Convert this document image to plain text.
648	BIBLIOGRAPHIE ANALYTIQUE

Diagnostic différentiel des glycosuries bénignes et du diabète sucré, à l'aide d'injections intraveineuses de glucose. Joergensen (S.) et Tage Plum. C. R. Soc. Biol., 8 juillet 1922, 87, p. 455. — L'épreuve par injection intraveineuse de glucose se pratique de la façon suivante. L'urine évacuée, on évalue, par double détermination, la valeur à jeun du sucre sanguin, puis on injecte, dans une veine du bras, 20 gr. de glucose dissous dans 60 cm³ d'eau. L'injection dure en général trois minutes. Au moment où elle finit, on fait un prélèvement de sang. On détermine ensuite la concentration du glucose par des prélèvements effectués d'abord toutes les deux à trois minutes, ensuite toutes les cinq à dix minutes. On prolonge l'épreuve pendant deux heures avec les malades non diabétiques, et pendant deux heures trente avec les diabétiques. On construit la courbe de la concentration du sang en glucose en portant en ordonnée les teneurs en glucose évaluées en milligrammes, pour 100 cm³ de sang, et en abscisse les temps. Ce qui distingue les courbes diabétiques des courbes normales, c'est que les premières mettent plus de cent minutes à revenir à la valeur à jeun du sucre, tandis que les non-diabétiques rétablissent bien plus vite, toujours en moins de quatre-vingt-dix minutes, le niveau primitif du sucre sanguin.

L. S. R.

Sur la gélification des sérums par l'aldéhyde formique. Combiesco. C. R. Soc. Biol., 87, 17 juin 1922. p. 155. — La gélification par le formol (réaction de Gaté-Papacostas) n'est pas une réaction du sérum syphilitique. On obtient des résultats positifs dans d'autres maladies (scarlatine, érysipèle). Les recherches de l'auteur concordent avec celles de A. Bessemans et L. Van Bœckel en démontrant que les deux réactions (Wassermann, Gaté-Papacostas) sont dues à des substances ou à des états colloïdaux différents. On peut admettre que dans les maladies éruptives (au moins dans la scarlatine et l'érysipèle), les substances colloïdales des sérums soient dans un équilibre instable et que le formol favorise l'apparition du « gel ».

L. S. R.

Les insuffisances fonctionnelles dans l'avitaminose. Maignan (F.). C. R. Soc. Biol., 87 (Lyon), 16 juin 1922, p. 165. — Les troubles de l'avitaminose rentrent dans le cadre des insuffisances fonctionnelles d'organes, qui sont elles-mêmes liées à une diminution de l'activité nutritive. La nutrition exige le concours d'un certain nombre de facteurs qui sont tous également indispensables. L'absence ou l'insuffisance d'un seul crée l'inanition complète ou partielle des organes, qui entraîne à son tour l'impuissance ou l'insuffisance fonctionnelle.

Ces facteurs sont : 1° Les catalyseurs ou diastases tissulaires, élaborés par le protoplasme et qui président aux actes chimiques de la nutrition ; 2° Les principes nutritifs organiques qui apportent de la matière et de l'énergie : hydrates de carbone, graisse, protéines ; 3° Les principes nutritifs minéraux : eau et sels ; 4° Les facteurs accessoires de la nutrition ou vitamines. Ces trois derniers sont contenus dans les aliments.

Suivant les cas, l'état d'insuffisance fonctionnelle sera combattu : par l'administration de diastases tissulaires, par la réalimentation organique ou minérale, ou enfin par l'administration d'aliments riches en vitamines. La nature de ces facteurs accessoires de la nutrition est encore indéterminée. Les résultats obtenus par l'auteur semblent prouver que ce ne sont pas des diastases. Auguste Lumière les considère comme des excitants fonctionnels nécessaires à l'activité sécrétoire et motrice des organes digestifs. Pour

* * *

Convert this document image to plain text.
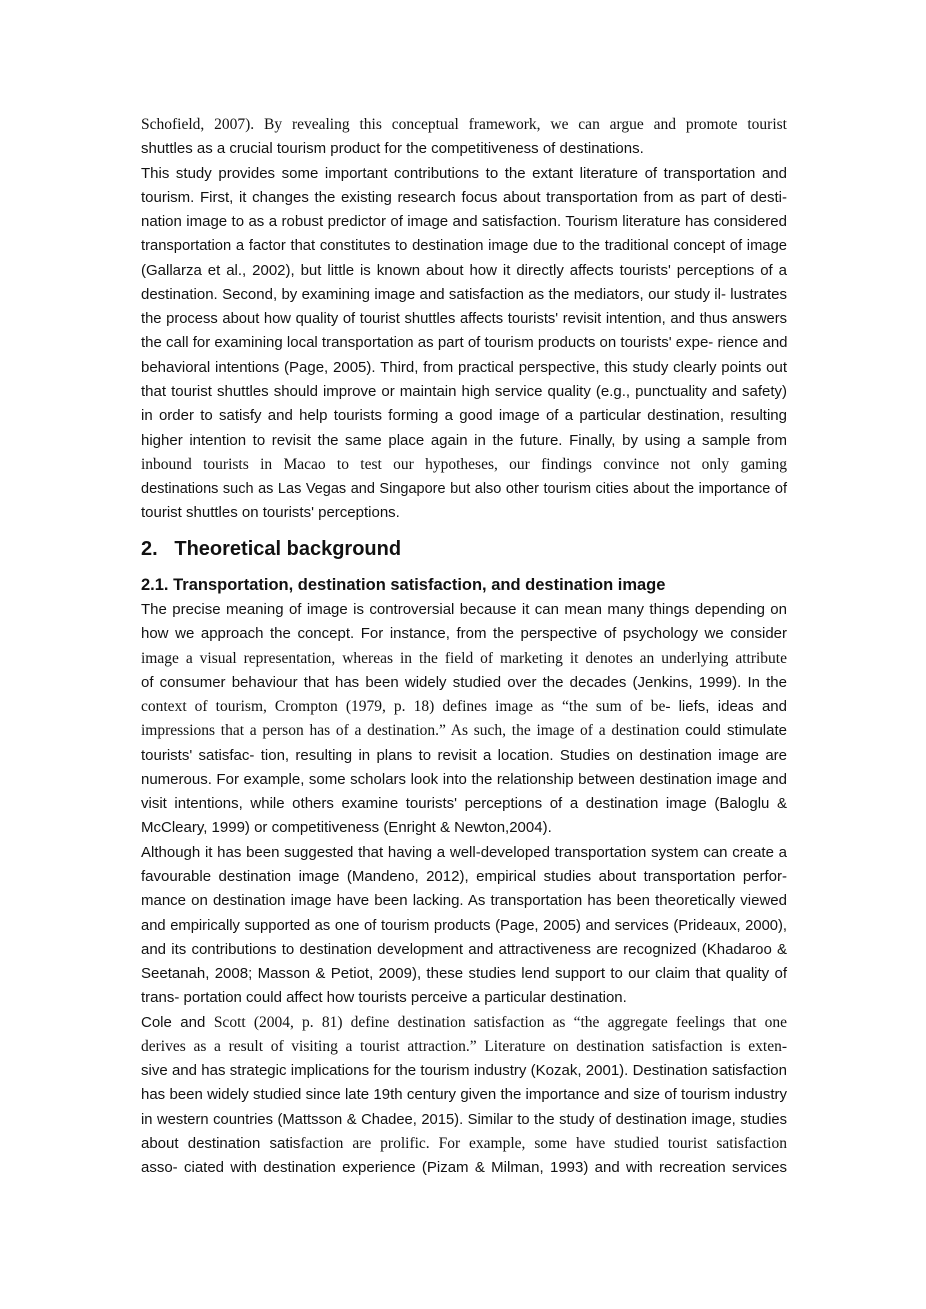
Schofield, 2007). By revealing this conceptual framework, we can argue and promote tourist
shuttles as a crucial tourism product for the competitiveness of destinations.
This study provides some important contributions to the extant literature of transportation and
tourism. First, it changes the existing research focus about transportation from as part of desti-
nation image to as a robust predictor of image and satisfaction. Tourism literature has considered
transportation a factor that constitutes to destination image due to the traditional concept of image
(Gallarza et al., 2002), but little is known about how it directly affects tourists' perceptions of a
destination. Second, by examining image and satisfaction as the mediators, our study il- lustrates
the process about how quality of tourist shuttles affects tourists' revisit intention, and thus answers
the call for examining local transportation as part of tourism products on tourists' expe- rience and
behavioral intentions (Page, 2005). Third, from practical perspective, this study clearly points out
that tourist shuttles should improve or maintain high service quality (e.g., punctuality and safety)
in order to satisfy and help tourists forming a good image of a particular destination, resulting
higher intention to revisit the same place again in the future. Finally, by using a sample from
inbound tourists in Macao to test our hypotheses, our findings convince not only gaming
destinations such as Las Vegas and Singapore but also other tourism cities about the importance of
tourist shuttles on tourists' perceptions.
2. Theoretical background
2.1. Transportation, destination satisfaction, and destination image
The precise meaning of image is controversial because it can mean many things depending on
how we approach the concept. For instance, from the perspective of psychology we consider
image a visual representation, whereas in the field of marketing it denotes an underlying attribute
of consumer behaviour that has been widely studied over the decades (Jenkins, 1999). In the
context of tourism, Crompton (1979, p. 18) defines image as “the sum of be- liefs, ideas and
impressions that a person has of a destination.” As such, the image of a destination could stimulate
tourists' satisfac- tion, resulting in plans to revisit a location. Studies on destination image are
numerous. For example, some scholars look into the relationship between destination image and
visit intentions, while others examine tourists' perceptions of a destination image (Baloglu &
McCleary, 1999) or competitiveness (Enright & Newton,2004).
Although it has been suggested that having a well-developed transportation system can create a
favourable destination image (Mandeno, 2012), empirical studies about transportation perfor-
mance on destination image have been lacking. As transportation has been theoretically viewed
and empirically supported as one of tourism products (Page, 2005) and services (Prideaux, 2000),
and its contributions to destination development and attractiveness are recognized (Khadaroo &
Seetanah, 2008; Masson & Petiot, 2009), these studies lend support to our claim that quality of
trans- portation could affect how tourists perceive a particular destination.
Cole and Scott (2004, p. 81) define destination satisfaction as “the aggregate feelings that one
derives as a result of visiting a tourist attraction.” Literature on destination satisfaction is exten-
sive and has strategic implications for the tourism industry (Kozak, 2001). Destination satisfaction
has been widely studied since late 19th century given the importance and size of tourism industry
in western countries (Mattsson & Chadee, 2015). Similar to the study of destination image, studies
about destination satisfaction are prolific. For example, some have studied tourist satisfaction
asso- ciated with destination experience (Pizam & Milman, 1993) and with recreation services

* [TASK BRIEF]
List every line in the records above that contains the word "have".

* [COMPLETED EXERCISE]
mance on destination image have been lacking. As transportation has been theoretically viewed
about destination satisfaction are prolific. For example, some have studied tourist satisfaction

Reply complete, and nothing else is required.